=== Data for this exercise ===

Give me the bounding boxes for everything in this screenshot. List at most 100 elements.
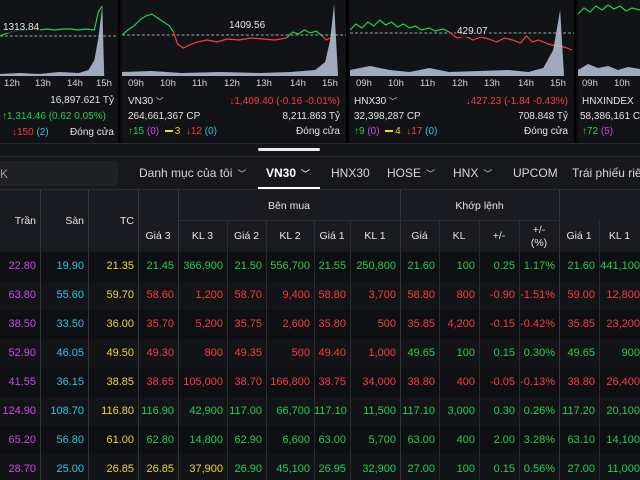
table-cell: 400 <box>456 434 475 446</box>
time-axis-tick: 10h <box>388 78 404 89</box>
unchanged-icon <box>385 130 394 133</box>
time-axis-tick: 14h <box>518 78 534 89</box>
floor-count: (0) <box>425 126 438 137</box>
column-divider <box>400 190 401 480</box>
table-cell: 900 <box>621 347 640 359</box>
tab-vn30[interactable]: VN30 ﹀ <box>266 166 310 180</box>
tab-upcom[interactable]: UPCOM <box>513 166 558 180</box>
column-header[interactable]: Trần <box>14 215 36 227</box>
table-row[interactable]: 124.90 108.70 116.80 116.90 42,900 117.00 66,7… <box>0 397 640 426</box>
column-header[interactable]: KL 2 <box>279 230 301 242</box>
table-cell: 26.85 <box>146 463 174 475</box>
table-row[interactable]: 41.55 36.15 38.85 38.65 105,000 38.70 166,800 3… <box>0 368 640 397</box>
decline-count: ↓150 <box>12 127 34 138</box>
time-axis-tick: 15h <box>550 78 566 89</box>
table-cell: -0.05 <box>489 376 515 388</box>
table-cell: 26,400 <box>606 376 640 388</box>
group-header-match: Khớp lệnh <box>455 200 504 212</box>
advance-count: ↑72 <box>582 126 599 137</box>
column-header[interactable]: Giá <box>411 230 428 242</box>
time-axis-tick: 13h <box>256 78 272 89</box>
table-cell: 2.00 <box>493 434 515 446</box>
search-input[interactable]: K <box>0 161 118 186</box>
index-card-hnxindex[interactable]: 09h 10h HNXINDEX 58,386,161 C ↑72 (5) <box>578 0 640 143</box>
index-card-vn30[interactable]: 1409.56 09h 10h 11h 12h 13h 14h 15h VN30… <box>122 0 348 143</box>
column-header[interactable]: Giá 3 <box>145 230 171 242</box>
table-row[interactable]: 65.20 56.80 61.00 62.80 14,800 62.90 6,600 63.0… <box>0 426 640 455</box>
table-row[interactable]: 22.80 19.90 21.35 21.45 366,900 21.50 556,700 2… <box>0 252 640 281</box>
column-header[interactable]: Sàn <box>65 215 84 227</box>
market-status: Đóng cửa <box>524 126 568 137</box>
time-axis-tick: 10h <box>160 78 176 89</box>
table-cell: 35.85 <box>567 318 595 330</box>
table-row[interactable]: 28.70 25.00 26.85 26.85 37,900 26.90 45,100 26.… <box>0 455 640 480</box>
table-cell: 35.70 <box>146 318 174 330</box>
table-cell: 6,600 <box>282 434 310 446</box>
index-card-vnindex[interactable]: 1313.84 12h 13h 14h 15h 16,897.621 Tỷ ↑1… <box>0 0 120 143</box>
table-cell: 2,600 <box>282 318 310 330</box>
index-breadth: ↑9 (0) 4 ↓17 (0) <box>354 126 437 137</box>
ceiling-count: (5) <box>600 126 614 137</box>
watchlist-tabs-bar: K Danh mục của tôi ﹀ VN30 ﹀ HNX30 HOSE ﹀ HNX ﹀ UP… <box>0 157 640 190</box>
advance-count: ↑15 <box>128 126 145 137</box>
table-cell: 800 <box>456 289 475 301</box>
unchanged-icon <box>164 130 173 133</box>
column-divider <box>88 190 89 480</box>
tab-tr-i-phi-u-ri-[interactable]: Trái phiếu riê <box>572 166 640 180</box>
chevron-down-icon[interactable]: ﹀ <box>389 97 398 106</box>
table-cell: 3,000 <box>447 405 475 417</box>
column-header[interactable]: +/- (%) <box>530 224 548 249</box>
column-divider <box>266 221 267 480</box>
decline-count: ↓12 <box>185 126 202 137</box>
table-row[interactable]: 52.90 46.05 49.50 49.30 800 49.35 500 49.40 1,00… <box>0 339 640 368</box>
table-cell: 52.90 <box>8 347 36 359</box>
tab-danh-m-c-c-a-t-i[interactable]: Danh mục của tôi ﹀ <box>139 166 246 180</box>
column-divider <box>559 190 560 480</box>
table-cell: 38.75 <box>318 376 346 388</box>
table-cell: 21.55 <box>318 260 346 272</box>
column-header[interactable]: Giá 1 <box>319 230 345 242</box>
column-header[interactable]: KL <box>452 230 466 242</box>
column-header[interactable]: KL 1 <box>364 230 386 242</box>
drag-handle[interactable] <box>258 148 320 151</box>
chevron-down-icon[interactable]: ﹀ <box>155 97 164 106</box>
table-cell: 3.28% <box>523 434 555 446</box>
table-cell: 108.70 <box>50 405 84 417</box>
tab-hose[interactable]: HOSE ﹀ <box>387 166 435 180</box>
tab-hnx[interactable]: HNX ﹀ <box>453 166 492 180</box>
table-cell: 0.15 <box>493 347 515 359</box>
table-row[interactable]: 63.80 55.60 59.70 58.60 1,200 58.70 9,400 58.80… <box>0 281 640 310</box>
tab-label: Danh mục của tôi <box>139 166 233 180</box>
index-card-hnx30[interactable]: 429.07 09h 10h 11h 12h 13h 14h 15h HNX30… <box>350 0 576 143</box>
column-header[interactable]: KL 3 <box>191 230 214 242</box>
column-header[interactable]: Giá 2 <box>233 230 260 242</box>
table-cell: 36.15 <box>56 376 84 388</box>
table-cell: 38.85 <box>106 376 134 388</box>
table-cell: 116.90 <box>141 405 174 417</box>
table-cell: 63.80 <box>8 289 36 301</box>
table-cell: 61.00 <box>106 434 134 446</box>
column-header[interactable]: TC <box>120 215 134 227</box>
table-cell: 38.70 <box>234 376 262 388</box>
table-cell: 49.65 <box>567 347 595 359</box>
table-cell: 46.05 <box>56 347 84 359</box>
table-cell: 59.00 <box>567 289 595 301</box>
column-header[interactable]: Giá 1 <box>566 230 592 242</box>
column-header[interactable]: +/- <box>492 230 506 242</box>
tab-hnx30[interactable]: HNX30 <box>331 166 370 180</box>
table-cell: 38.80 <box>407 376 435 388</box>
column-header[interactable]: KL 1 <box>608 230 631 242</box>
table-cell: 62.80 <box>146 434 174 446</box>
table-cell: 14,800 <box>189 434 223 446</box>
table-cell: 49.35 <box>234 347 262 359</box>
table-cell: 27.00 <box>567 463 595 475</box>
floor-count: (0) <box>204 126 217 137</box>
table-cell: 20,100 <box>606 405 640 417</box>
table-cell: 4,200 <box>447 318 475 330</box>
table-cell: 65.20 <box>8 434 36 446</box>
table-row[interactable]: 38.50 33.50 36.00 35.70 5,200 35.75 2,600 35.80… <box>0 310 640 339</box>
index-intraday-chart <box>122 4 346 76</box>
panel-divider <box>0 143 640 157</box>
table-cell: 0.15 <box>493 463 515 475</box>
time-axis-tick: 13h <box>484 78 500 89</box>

===

> Your objective
Gather every row above that contains the string "axis" and copy each one in full.

> Answer to this exercise
time-axis-tick: 10h <box>388 78 404 89</box>
time-axis-tick: 14h <box>518 78 534 89</box>
time-axis-tick: 15h <box>550 78 566 89</box>
time-axis-tick: 13h <box>256 78 272 89</box>
time-axis-tick: 10h <box>160 78 176 89</box>
time-axis-tick: 13h <box>484 78 500 89</box>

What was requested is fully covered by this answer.